[A series of items]
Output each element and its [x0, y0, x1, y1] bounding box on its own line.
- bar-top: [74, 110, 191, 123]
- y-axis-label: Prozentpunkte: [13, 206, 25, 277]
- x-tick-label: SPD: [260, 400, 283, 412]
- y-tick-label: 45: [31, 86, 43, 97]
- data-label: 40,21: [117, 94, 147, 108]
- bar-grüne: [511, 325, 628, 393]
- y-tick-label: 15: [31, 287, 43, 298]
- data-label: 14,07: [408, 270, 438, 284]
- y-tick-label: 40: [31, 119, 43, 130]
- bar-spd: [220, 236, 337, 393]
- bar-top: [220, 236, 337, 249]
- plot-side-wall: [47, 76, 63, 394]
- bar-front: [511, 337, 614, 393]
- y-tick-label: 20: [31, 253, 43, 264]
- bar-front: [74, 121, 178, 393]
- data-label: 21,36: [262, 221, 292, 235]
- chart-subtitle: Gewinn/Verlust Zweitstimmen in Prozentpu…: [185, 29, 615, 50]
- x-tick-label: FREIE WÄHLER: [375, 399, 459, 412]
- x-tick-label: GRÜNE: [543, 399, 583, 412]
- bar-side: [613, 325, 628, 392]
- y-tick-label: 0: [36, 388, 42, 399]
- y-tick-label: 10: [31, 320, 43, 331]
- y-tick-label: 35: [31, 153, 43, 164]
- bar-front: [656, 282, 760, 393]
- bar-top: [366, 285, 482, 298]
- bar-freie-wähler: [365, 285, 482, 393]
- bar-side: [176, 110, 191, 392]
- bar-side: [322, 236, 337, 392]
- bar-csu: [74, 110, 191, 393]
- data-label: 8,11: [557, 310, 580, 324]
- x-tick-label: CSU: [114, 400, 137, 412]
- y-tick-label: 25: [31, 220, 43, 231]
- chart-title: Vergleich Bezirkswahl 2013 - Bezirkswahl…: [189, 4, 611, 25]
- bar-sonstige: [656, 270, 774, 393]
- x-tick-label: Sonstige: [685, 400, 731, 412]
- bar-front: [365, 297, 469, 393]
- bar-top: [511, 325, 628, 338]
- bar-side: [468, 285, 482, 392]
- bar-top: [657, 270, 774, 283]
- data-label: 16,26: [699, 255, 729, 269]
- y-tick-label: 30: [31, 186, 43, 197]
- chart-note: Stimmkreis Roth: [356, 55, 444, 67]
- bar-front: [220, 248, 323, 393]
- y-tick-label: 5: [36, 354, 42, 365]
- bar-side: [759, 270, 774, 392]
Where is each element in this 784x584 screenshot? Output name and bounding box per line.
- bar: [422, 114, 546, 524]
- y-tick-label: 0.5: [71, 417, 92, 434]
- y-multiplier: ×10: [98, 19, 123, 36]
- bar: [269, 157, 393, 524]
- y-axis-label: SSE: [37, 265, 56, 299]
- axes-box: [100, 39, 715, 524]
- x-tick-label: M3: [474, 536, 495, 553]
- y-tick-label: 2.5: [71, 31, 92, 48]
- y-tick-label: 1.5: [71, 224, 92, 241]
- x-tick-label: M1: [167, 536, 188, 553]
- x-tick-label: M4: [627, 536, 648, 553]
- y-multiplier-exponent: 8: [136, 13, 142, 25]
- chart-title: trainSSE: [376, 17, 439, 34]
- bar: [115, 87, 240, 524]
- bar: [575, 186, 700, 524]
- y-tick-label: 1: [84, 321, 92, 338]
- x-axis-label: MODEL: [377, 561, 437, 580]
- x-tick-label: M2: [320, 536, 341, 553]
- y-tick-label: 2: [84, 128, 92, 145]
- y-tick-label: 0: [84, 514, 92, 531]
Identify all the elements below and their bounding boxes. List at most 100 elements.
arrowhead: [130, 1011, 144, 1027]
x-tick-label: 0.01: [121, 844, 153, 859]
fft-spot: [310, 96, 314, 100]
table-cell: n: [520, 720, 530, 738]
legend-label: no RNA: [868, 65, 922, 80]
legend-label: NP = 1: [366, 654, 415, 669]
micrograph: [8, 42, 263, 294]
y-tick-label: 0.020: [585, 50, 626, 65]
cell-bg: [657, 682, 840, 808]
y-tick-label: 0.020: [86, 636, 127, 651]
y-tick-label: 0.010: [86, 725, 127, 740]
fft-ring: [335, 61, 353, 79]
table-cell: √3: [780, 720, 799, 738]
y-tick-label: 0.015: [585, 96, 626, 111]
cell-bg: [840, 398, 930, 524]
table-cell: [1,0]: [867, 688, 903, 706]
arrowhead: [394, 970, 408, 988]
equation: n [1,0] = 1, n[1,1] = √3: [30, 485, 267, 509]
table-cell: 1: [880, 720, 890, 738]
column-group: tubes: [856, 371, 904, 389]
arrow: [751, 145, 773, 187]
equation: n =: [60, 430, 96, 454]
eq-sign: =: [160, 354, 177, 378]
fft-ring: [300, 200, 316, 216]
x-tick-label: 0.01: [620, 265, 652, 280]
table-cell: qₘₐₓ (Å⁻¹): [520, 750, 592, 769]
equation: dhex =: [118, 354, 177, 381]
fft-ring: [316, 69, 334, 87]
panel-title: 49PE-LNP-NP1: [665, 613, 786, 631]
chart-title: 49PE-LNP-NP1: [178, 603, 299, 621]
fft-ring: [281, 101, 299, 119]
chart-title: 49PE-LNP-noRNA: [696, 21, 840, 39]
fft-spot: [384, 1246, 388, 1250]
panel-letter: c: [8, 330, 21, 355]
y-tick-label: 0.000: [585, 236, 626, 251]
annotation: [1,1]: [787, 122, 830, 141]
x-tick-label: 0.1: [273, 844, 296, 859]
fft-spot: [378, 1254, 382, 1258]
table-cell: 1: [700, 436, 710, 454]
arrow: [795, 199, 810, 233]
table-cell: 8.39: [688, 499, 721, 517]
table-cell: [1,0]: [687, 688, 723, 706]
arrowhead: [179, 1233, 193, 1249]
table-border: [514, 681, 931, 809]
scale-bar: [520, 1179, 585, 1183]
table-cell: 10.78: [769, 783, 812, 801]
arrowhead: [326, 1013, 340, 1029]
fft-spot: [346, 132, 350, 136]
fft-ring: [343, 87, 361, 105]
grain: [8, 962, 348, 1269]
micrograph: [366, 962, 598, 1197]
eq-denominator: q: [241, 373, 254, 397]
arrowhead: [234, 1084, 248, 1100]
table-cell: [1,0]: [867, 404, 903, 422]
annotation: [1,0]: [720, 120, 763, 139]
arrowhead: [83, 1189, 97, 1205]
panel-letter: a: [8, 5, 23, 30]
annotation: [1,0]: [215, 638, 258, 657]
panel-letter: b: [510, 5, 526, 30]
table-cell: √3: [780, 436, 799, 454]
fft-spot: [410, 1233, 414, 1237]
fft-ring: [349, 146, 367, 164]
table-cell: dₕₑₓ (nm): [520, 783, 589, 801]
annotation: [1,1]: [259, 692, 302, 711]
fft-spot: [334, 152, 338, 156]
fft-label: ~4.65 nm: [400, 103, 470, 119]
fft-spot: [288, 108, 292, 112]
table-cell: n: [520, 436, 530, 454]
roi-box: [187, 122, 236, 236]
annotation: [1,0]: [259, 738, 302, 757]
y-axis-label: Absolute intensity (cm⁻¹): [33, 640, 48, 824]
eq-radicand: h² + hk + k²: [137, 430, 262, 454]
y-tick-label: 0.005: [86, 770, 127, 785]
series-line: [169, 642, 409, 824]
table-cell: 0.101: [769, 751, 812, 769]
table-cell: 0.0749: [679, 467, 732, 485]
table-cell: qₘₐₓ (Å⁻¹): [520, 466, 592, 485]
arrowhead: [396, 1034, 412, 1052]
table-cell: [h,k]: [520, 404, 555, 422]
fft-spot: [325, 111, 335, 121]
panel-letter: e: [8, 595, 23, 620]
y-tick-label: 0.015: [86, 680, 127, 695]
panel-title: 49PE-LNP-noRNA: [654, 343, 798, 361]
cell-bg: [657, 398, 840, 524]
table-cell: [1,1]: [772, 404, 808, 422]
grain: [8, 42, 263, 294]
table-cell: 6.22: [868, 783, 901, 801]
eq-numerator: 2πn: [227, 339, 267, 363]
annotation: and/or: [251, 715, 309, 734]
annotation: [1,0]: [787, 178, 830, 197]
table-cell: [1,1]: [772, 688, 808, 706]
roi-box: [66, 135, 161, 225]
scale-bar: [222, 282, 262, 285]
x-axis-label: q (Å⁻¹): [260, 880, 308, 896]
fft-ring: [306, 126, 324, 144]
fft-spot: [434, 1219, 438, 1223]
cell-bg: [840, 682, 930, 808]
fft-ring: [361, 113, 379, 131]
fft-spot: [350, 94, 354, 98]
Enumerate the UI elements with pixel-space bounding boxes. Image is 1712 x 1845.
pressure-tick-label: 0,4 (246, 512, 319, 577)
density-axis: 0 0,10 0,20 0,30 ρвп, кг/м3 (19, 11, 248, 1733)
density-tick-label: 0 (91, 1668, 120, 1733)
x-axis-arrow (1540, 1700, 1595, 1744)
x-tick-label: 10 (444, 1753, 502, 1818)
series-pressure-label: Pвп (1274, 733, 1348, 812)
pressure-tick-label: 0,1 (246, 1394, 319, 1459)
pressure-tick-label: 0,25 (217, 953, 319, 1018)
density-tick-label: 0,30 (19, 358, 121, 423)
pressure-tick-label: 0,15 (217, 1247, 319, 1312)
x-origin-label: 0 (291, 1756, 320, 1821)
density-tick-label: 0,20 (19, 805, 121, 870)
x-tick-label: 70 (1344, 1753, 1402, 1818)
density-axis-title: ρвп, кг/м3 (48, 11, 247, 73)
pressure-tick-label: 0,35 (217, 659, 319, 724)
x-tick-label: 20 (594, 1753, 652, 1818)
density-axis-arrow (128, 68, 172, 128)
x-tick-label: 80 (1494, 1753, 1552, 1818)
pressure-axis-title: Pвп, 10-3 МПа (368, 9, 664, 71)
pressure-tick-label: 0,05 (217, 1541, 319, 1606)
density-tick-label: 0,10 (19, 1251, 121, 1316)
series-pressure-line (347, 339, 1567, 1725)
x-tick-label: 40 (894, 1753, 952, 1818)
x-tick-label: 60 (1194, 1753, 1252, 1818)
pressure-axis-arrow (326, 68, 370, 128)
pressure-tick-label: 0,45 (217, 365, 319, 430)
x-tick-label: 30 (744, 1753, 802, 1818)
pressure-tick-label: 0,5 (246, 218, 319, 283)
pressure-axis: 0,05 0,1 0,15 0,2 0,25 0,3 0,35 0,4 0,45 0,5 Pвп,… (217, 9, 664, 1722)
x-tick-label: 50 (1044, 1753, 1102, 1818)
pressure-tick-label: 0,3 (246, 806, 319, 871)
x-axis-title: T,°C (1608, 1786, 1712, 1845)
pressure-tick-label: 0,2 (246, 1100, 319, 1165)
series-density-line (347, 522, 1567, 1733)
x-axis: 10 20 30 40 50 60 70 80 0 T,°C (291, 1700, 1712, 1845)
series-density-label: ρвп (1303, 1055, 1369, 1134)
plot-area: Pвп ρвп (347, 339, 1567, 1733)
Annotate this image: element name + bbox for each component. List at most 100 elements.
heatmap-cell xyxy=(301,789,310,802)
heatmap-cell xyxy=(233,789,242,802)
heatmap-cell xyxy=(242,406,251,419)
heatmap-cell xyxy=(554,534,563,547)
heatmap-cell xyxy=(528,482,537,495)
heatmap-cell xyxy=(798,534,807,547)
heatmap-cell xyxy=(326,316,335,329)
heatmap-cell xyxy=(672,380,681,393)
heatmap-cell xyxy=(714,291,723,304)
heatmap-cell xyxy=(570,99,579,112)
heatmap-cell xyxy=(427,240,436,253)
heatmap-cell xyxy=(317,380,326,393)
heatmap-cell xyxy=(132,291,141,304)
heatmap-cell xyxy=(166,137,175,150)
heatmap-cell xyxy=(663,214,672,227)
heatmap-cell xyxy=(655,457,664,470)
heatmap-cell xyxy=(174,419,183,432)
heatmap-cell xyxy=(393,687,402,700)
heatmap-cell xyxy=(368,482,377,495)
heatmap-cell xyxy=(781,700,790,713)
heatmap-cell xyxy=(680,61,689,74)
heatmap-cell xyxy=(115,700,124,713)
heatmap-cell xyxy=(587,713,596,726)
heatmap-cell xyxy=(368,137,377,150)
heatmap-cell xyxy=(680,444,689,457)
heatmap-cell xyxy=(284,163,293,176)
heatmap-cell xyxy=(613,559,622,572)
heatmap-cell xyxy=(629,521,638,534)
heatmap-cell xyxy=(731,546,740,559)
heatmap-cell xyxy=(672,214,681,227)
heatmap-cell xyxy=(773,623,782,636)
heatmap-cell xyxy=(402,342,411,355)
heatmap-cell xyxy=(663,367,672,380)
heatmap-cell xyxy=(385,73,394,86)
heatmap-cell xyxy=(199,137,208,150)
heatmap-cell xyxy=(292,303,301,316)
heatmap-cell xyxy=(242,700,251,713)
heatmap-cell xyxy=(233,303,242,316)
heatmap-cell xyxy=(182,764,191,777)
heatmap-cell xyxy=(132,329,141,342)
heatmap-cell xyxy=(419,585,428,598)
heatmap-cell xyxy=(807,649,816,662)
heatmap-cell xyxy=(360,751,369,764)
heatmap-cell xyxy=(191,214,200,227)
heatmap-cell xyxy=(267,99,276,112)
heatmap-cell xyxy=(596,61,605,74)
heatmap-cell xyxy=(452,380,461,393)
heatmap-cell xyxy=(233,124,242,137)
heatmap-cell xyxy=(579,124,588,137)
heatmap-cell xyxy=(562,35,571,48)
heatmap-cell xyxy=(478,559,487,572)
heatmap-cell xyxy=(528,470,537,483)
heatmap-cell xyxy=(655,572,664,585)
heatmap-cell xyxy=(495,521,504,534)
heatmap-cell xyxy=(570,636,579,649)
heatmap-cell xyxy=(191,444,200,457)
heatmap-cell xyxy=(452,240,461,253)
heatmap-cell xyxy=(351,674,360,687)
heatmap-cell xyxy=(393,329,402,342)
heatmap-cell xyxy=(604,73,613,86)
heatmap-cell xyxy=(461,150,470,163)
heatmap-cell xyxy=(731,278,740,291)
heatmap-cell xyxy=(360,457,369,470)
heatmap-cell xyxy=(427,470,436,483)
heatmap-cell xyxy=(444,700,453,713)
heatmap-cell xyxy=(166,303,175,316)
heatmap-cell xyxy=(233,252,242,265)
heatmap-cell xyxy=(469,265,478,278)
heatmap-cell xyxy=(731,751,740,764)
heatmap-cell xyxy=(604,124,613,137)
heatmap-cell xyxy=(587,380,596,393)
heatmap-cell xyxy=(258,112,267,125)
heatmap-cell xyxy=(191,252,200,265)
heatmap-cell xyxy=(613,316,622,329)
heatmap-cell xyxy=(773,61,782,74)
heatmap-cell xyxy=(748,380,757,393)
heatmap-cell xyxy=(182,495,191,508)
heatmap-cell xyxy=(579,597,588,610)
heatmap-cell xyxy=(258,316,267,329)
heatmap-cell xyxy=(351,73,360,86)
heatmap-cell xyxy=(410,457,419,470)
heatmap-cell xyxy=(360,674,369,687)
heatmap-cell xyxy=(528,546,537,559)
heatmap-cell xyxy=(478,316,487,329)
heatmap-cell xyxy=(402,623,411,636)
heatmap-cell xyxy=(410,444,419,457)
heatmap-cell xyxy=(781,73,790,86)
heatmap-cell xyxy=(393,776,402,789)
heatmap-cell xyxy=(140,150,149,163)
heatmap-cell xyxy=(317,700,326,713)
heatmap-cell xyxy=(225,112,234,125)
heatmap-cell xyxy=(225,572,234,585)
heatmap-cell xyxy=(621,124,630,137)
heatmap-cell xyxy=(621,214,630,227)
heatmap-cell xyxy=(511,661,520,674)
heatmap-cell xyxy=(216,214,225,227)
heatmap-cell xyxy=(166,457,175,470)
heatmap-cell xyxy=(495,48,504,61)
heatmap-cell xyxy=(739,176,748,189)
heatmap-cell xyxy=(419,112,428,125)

• WRITTEN EXERCISE
Starting at the beginning of the items and ending at the line that contains "- y-tick-label: 15: [31, 287, 43, 298]", return every line unchanged, including both ends.

• WRITTEN ANSWER
Output each element and its [x0, y0, x1, y1] bounding box on its own line.
- bar-top: [74, 110, 191, 123]
- y-axis-label: Prozentpunkte: [13, 206, 25, 277]
- x-tick-label: SPD: [260, 400, 283, 412]
- y-tick-label: 45: [31, 86, 43, 97]
- data-label: 40,21: [117, 94, 147, 108]
- bar-grüne: [511, 325, 628, 393]
- y-tick-label: 15: [31, 287, 43, 298]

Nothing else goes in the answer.